*WHAT IS BEING ASKED*
Copy out all of the data exactly as it appears.

*A block of data*
START

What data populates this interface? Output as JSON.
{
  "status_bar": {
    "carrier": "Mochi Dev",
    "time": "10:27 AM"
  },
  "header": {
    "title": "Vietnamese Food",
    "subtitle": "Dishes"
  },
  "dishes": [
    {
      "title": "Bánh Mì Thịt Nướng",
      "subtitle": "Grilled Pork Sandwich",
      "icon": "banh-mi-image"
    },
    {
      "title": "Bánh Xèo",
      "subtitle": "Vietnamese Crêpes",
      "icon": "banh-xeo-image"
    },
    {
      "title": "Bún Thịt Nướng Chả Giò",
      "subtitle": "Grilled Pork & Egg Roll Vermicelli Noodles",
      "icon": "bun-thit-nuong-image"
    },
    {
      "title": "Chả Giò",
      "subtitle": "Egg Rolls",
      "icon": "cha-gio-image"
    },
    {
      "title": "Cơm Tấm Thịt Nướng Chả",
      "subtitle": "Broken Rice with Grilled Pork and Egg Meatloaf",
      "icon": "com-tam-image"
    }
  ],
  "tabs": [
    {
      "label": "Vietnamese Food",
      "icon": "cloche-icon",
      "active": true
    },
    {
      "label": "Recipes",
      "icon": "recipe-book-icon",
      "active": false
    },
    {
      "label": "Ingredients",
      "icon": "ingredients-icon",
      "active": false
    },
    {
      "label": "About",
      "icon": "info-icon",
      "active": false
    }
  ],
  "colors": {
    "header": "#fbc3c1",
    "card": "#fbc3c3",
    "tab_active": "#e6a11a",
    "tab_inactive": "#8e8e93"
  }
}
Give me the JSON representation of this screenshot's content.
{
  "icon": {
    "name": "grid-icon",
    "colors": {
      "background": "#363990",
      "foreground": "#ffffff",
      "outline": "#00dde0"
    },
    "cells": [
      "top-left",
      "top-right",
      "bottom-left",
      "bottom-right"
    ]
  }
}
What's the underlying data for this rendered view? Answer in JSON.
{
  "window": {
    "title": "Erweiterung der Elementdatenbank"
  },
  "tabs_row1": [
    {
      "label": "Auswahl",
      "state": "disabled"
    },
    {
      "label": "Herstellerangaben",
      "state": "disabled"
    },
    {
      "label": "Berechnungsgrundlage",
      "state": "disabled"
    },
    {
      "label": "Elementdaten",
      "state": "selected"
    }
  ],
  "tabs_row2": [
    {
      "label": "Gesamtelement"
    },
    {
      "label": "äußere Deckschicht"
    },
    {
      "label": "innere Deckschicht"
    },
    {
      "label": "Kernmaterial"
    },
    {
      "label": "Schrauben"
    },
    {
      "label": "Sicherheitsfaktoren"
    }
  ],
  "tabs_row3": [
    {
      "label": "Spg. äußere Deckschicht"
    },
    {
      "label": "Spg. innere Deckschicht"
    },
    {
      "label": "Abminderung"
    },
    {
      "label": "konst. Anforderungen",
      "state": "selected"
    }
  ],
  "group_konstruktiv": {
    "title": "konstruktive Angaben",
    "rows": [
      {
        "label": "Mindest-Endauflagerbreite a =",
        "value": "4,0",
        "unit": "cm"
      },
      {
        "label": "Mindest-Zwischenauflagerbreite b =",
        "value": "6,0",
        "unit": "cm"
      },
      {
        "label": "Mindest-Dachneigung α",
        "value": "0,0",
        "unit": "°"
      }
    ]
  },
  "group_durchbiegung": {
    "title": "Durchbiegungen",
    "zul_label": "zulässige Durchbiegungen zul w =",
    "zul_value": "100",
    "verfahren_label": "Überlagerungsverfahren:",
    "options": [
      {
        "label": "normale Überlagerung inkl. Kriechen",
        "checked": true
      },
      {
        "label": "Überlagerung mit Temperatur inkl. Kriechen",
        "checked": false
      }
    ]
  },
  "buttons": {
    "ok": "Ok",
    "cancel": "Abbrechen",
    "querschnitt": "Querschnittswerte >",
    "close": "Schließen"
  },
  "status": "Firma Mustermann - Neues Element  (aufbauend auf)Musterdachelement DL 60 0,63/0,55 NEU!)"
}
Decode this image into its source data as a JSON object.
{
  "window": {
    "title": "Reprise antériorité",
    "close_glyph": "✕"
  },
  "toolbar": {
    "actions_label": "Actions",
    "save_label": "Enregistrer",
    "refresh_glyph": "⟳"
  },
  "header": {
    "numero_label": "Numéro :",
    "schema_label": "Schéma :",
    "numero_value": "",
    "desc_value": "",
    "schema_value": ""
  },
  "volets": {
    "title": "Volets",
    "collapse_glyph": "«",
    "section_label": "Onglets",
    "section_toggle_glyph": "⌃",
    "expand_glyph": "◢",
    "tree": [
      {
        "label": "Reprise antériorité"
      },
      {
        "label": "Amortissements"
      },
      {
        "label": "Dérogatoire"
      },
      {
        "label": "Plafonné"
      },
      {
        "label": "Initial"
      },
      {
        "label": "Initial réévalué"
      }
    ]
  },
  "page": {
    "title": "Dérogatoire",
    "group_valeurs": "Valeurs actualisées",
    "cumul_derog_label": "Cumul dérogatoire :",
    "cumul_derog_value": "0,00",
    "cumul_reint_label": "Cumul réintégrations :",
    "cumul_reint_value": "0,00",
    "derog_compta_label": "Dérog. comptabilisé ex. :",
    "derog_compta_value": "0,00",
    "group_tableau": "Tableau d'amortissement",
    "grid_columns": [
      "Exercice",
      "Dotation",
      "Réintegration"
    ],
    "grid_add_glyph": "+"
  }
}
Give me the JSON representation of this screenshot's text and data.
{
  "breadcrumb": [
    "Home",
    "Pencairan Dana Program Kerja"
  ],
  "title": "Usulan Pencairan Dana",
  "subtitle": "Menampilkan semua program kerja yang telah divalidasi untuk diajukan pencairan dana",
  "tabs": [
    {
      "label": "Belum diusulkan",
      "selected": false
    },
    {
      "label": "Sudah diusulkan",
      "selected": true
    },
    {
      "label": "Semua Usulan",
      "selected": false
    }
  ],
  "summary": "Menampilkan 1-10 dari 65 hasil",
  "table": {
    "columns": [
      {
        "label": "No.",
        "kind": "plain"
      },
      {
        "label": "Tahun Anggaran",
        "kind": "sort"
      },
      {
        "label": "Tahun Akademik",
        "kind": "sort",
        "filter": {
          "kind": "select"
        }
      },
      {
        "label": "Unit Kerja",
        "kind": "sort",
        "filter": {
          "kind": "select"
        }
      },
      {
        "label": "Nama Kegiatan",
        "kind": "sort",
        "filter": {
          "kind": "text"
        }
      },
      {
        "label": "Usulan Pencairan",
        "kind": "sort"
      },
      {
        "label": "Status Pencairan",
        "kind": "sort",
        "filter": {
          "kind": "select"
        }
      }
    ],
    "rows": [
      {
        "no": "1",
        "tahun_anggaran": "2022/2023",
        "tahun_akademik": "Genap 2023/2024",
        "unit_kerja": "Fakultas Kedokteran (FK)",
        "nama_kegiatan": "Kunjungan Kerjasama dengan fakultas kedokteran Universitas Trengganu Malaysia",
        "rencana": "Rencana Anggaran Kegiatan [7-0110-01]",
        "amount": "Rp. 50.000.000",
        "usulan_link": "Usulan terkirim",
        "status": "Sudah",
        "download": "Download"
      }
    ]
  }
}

END

*TASK RESULT*
What data populates this interface? Output as JSON.
{
  "status_bar": {
    "carrier": "Mochi Dev",
    "time": "10:27 AM"
  },
  "header": {
    "title": "Vietnamese Food",
    "subtitle": "Dishes"
  },
  "dishes": [
    {
      "title": "Bánh Mì Thịt Nướng",
      "subtitle": "Grilled Pork Sandwich",
      "icon": "banh-mi-image"
    },
    {
      "title": "Bánh Xèo",
      "subtitle": "Vietnamese Crêpes",
      "icon": "banh-xeo-image"
    },
    {
      "title": "Bún Thịt Nướng Chả Giò",
      "subtitle": "Grilled Pork & Egg Roll Vermicelli Noodles",
      "icon": "bun-thit-nuong-image"
    },
    {
      "title": "Chả Giò",
      "subtitle": "Egg Rolls",
      "icon": "cha-gio-image"
    },
    {
      "title": "Cơm Tấm Thịt Nướng Chả",
      "subtitle": "Broken Rice with Grilled Pork and Egg Meatloaf",
      "icon": "com-tam-image"
    }
  ],
  "tabs": [
    {
      "label": "Vietnamese Food",
      "icon": "cloche-icon",
      "active": true
    },
    {
      "label": "Recipes",
      "icon": "recipe-book-icon",
      "active": false
    },
    {
      "label": "Ingredients",
      "icon": "ingredients-icon",
      "active": false
    },
    {
      "label": "About",
      "icon": "info-icon",
      "active": false
    }
  ],
  "colors": {
    "header": "#fbc3c1",
    "card": "#fbc3c3",
    "tab_active": "#e6a11a",
    "tab_inactive": "#8e8e93"
  }
}
Give me the JSON representation of this screenshot's content.
{
  "icon": {
    "name": "grid-icon",
    "colors": {
      "background": "#363990",
      "foreground": "#ffffff",
      "outline": "#00dde0"
    },
    "cells": [
      "top-left",
      "top-right",
      "bottom-left",
      "bottom-right"
    ]
  }
}
What's the underlying data for this rendered view? Answer in JSON.
{
  "window": {
    "title": "Erweiterung der Elementdatenbank"
  },
  "tabs_row1": [
    {
      "label": "Auswahl",
      "state": "disabled"
    },
    {
      "label": "Herstellerangaben",
      "state": "disabled"
    },
    {
      "label": "Berechnungsgrundlage",
      "state": "disabled"
    },
    {
      "label": "Elementdaten",
      "state": "selected"
    }
  ],
  "tabs_row2": [
    {
      "label": "Gesamtelement"
    },
    {
      "label": "äußere Deckschicht"
    },
    {
      "label": "innere Deckschicht"
    },
    {
      "label": "Kernmaterial"
    },
    {
      "label": "Schrauben"
    },
    {
      "label": "Sicherheitsfaktoren"
    }
  ],
  "tabs_row3": [
    {
      "label": "Spg. äußere Deckschicht"
    },
    {
      "label": "Spg. innere Deckschicht"
    },
    {
      "label": "Abminderung"
    },
    {
      "label": "konst. Anforderungen",
      "state": "selected"
    }
  ],
  "group_konstruktiv": {
    "title": "konstruktive Angaben",
    "rows": [
      {
        "label": "Mindest-Endauflagerbreite a =",
        "value": "4,0",
        "unit": "cm"
      },
      {
        "label": "Mindest-Zwischenauflagerbreite b =",
        "value": "6,0",
        "unit": "cm"
      },
      {
        "label": "Mindest-Dachneigung α",
        "value": "0,0",
        "unit": "°"
      }
    ]
  },
  "group_durchbiegung": {
    "title": "Durchbiegungen",
    "zul_label": "zulässige Durchbiegungen zul w =",
    "zul_value": "100",
    "verfahren_label": "Überlagerungsverfahren:",
    "options": [
      {
        "label": "normale Überlagerung inkl. Kriechen",
        "checked": true
      },
      {
        "label": "Überlagerung mit Temperatur inkl. Kriechen",
        "checked": false
      }
    ]
  },
  "buttons": {
    "ok": "Ok",
    "cancel": "Abbrechen",
    "querschnitt": "Querschnittswerte >",
    "close": "Schließen"
  },
  "status": "Firma Mustermann - Neues Element  (aufbauend auf)Musterdachelement DL 60 0,63/0,55 NEU!)"
}
Decode this image into its source data as a JSON object.
{
  "window": {
    "title": "Reprise antériorité",
    "close_glyph": "✕"
  },
  "toolbar": {
    "actions_label": "Actions",
    "save_label": "Enregistrer",
    "refresh_glyph": "⟳"
  },
  "header": {
    "numero_label": "Numéro :",
    "schema_label": "Schéma :",
    "numero_value": "",
    "desc_value": "",
    "schema_value": ""
  },
  "volets": {
    "title": "Volets",
    "collapse_glyph": "«",
    "section_label": "Onglets",
    "section_toggle_glyph": "⌃",
    "expand_glyph": "◢",
    "tree": [
      {
        "label": "Reprise antériorité"
      },
      {
        "label": "Amortissements"
      },
      {
        "label": "Dérogatoire"
      },
      {
        "label": "Plafonné"
      },
      {
        "label": "Initial"
      },
      {
        "label": "Initial réévalué"
      }
    ]
  },
  "page": {
    "title": "Dérogatoire",
    "group_valeurs": "Valeurs actualisées",
    "cumul_derog_label": "Cumul dérogatoire :",
    "cumul_derog_value": "0,00",
    "cumul_reint_label": "Cumul réintégrations :",
    "cumul_reint_value": "0,00",
    "derog_compta_label": "Dérog. comptabilisé ex. :",
    "derog_compta_value": "0,00",
    "group_tableau": "Tableau d'amortissement",
    "grid_columns": [
      "Exercice",
      "Dotation",
      "Réintegration"
    ],
    "grid_add_glyph": "+"
  }
}
Give me the JSON representation of this screenshot's text and data.
{
  "breadcrumb": [
    "Home",
    "Pencairan Dana Program Kerja"
  ],
  "title": "Usulan Pencairan Dana",
  "subtitle": "Menampilkan semua program kerja yang telah divalidasi untuk diajukan pencairan dana",
  "tabs": [
    {
      "label": "Belum diusulkan",
      "selected": false
    },
    {
      "label": "Sudah diusulkan",
      "selected": true
    },
    {
      "label": "Semua Usulan",
      "selected": false
    }
  ],
  "summary": "Menampilkan 1-10 dari 65 hasil",
  "table": {
    "columns": [
      {
        "label": "No.",
        "kind": "plain"
      },
      {
        "label": "Tahun Anggaran",
        "kind": "sort"
      },
      {
        "label": "Tahun Akademik",
        "kind": "sort",
        "filter": {
          "kind": "select"
        }
      },
      {
        "label": "Unit Kerja",
        "kind": "sort",
        "filter": {
          "kind": "select"
        }
      },
      {
        "label": "Nama Kegiatan",
        "kind": "sort",
        "filter": {
          "kind": "text"
        }
      },
      {
        "label": "Usulan Pencairan",
        "kind": "sort"
      },
      {
        "label": "Status Pencairan",
        "kind": "sort",
        "filter": {
          "kind": "select"
        }
      }
    ],
    "rows": [
      {
        "no": "1",
        "tahun_anggaran": "2022/2023",
        "tahun_akademik": "Genap 2023/2024",
        "unit_kerja": "Fakultas Kedokteran (FK)",
        "nama_kegiatan": "Kunjungan Kerjasama dengan fakultas kedokteran Universitas Trengganu Malaysia",
        "rencana": "Rencana Anggaran Kegiatan [7-0110-01]",
        "amount": "Rp. 50.000.000",
        "usulan_link": "Usulan terkirim",
        "status": "Sudah",
        "download": "Download"
      }
    ]
  }
}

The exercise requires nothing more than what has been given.